*TASK*: Copy each line containing the word "výuku" from the records that follow, please.

*INFORMATION SHOWN*:
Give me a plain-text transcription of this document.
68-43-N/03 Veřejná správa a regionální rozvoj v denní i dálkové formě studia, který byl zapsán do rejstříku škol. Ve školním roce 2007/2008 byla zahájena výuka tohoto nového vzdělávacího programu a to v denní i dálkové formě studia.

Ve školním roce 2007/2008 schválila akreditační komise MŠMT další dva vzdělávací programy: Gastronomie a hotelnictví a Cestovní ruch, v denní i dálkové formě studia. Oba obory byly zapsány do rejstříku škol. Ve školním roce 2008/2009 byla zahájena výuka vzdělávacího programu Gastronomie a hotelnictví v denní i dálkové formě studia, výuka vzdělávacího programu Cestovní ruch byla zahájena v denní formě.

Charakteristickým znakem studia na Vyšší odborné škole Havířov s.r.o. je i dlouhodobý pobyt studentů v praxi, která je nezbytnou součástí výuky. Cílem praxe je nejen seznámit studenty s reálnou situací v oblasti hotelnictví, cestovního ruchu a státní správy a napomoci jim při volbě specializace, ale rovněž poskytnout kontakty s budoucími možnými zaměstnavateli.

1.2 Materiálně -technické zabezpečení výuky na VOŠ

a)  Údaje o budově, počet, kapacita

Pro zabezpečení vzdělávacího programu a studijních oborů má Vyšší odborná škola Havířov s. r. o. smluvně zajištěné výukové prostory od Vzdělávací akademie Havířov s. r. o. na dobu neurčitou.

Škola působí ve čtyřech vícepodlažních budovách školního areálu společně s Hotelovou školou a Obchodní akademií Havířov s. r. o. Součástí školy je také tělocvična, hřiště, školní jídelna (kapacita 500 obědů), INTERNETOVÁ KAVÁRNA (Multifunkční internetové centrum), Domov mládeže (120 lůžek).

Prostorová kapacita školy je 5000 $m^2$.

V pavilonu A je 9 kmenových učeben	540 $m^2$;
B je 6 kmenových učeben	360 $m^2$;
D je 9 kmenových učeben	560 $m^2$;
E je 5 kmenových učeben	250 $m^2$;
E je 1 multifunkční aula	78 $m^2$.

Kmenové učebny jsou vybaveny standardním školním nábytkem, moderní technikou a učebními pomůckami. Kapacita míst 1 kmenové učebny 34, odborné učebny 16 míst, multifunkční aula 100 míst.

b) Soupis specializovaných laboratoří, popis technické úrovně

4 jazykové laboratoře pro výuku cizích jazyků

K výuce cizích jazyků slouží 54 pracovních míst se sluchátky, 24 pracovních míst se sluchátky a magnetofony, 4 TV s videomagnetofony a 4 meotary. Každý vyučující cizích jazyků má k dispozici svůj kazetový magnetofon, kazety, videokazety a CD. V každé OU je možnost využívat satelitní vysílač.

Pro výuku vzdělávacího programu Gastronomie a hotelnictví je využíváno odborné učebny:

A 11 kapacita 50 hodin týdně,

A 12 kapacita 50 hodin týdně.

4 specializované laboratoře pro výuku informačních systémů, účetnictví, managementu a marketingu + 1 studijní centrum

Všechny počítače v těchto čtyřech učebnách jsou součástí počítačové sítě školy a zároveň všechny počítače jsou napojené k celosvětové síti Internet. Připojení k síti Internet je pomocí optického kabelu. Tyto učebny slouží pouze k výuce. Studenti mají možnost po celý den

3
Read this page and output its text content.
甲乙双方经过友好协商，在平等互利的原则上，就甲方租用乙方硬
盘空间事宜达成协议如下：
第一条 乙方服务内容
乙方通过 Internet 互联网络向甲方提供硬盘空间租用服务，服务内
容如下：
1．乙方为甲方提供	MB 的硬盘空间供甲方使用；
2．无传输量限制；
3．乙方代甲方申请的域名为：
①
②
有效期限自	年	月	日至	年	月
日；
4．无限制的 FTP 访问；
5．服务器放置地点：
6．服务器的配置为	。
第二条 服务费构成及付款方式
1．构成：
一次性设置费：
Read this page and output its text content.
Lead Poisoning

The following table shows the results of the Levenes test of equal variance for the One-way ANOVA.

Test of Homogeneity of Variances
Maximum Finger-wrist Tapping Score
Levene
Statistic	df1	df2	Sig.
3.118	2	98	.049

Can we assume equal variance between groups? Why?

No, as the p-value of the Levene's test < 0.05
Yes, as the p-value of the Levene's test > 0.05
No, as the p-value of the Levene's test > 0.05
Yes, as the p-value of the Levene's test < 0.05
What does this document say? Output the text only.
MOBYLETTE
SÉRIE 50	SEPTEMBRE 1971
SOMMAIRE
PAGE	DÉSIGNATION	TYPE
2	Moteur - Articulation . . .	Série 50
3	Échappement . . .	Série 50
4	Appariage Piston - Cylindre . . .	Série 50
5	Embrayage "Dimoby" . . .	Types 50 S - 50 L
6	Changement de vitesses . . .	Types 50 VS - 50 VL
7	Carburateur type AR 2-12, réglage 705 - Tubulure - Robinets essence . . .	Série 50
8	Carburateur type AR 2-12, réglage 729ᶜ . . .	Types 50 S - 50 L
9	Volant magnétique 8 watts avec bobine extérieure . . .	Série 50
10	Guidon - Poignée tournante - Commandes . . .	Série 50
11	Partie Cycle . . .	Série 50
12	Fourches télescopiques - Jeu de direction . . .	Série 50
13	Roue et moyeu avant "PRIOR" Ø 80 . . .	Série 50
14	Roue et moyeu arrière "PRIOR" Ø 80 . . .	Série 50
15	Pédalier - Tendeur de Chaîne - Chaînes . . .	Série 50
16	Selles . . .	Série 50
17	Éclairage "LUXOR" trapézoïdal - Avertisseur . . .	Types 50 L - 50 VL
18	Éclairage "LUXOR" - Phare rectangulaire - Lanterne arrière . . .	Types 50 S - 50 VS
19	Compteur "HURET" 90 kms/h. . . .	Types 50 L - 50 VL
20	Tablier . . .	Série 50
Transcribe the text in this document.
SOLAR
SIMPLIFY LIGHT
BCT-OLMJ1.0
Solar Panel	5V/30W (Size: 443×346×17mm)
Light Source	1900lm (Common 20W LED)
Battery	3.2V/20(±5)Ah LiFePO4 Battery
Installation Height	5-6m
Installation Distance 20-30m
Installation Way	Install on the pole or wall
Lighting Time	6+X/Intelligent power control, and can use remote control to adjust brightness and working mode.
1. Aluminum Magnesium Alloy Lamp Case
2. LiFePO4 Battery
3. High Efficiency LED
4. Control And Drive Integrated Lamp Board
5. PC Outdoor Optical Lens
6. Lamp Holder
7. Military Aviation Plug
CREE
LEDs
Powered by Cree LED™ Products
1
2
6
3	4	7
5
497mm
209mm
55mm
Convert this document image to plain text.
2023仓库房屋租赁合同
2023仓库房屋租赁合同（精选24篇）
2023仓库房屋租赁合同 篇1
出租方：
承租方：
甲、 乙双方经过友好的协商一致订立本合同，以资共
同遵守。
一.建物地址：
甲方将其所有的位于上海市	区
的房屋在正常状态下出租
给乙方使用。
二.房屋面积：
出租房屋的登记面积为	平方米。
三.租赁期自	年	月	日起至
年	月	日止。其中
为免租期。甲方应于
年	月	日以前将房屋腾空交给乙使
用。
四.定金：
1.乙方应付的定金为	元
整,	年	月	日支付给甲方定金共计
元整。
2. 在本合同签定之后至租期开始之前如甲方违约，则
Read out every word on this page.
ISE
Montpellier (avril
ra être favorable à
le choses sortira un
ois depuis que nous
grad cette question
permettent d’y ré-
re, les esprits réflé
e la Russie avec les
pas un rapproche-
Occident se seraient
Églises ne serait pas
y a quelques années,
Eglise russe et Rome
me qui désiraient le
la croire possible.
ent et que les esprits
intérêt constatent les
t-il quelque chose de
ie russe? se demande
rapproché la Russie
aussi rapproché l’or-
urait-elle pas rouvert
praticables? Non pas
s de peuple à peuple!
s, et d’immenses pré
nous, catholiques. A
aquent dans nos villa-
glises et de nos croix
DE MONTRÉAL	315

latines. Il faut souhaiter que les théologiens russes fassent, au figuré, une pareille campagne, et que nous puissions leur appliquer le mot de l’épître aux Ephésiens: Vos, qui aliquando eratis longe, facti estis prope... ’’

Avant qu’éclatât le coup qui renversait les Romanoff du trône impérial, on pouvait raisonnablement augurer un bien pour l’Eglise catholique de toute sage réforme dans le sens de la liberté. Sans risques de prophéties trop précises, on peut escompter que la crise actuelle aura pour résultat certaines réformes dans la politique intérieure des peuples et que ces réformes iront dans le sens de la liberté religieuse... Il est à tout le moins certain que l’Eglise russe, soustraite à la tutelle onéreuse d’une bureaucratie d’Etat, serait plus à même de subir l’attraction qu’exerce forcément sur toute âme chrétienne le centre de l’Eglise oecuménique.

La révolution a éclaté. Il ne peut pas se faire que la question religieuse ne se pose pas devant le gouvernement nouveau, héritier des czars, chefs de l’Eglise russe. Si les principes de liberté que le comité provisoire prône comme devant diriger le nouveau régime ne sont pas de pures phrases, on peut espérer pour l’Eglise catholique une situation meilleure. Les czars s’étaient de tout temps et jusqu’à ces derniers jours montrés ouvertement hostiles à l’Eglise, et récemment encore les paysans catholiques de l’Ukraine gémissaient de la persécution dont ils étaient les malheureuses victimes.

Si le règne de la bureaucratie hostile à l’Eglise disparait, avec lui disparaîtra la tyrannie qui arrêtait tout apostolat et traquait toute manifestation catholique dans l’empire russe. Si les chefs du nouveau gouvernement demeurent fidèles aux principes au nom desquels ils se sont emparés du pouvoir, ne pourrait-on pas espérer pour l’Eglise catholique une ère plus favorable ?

*COMPLETE ANSWER*:
4 jazykové laboratoře pro výuku cizích jazyků
Pro výuku vzdělávacího programu Gastronomie a hotelnictví je využíváno odborné učebny:
4 specializované laboratoře pro výuku informačních systémů, účetnictví, managementu a marketingu + 1 studijní centrum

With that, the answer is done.